**WHAT TO DO**
From the entries that follow, extract each line holding the string "Values".

**GIVEN DATA**

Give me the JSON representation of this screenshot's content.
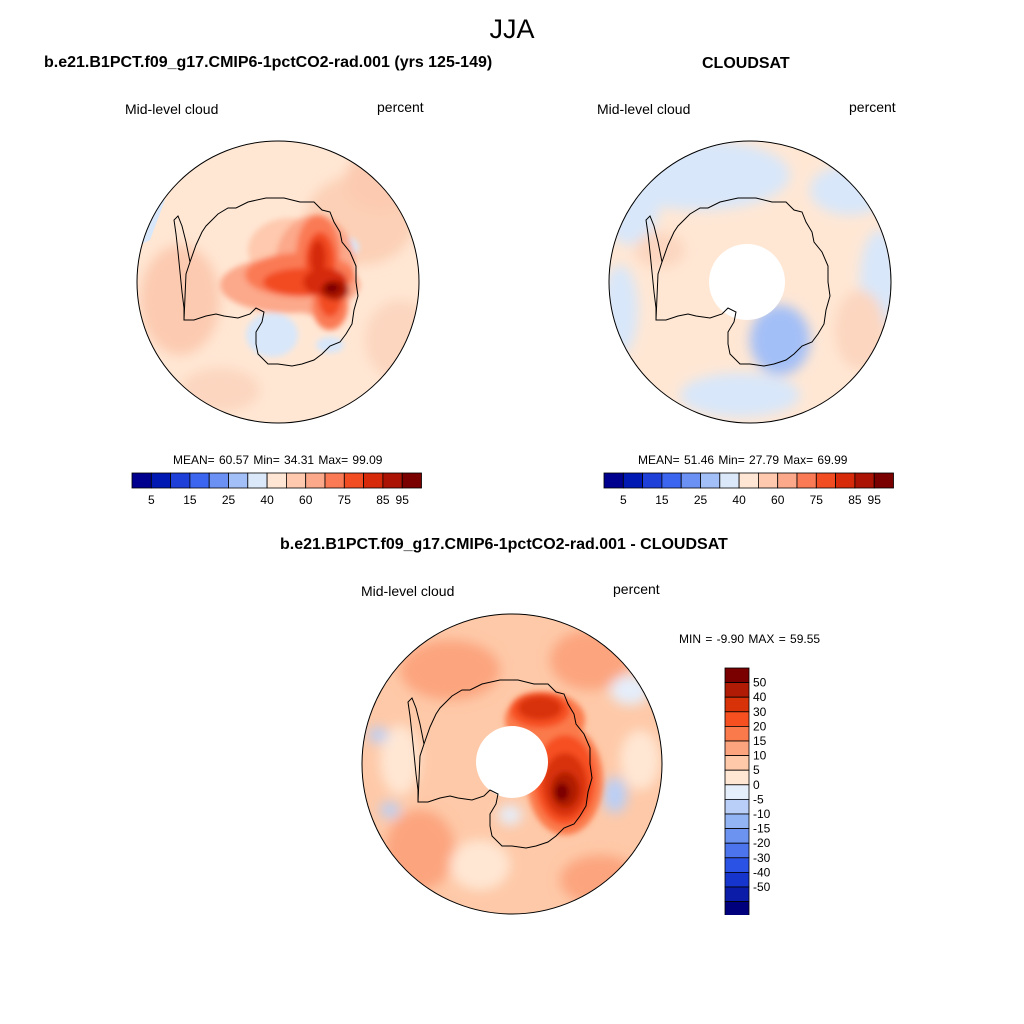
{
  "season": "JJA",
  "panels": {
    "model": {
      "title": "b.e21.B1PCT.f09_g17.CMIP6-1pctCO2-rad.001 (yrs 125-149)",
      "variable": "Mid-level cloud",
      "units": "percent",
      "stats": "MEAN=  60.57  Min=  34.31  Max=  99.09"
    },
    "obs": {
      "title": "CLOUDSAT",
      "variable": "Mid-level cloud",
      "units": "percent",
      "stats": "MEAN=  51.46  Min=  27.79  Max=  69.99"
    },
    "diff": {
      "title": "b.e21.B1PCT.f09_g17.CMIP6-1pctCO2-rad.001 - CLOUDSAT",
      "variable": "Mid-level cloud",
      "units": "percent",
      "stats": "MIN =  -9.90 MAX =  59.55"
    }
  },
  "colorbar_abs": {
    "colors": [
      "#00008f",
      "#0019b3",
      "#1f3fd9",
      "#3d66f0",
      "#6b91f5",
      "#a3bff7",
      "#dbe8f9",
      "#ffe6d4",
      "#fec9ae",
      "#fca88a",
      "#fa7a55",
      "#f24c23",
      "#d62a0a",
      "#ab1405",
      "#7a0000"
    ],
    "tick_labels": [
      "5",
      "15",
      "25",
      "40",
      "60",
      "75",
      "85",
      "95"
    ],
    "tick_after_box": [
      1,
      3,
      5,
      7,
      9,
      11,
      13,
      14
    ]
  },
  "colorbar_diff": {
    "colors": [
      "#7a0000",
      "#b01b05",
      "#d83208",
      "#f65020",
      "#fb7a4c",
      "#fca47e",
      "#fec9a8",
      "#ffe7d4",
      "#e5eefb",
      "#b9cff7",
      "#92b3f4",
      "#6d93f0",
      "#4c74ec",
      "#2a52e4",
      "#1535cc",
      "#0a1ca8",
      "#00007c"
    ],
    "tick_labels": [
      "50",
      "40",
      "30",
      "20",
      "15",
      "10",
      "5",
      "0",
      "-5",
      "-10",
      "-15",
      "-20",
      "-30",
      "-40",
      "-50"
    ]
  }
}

...

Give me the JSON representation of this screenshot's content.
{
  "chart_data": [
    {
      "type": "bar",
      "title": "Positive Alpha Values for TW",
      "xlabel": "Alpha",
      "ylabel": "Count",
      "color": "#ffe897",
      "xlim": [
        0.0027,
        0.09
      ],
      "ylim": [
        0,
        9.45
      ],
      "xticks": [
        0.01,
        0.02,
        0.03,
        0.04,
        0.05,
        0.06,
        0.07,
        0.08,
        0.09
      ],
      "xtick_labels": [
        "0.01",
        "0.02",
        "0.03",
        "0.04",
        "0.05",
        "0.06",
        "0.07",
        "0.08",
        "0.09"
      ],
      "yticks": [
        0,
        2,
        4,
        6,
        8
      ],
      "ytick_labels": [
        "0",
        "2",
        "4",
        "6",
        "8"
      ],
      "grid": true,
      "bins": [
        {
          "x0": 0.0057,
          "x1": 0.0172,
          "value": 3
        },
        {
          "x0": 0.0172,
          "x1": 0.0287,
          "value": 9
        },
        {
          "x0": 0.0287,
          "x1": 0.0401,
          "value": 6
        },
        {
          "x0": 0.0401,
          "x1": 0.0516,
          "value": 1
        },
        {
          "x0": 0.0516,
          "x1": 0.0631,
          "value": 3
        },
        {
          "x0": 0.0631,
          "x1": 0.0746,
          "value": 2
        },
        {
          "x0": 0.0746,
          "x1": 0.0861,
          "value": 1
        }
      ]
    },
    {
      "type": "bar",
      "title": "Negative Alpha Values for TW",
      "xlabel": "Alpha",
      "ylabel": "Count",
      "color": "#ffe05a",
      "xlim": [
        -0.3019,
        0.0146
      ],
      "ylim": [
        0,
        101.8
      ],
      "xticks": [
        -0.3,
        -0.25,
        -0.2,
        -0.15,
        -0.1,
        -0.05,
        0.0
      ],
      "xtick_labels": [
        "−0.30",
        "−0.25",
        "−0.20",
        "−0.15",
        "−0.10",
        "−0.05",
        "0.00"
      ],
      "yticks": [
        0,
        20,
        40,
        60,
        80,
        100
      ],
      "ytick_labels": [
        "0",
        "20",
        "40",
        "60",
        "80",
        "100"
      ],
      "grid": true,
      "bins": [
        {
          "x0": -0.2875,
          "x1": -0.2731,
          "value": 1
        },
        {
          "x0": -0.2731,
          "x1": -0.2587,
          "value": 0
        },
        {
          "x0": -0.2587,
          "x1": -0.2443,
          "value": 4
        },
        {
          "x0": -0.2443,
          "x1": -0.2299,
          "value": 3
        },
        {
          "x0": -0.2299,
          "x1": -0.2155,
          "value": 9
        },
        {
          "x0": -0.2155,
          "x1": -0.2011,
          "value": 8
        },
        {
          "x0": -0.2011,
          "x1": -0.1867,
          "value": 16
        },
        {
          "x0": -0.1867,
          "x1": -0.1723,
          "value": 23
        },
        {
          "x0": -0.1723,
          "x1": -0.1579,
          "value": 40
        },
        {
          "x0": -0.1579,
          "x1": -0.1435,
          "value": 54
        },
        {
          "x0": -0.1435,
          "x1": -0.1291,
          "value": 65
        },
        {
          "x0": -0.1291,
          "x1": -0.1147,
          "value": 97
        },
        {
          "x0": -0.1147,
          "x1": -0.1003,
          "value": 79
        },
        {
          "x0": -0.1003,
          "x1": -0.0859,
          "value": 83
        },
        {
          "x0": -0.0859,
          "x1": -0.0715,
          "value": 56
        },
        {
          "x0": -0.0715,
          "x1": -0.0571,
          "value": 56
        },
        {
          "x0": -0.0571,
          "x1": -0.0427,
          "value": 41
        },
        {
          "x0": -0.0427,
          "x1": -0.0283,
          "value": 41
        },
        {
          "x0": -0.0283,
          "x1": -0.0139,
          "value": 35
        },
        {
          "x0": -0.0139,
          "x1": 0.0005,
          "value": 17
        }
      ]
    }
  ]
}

**THE SOLUTION**
      "title": "Positive Alpha Values for TW",
      "title": "Negative Alpha Values for TW",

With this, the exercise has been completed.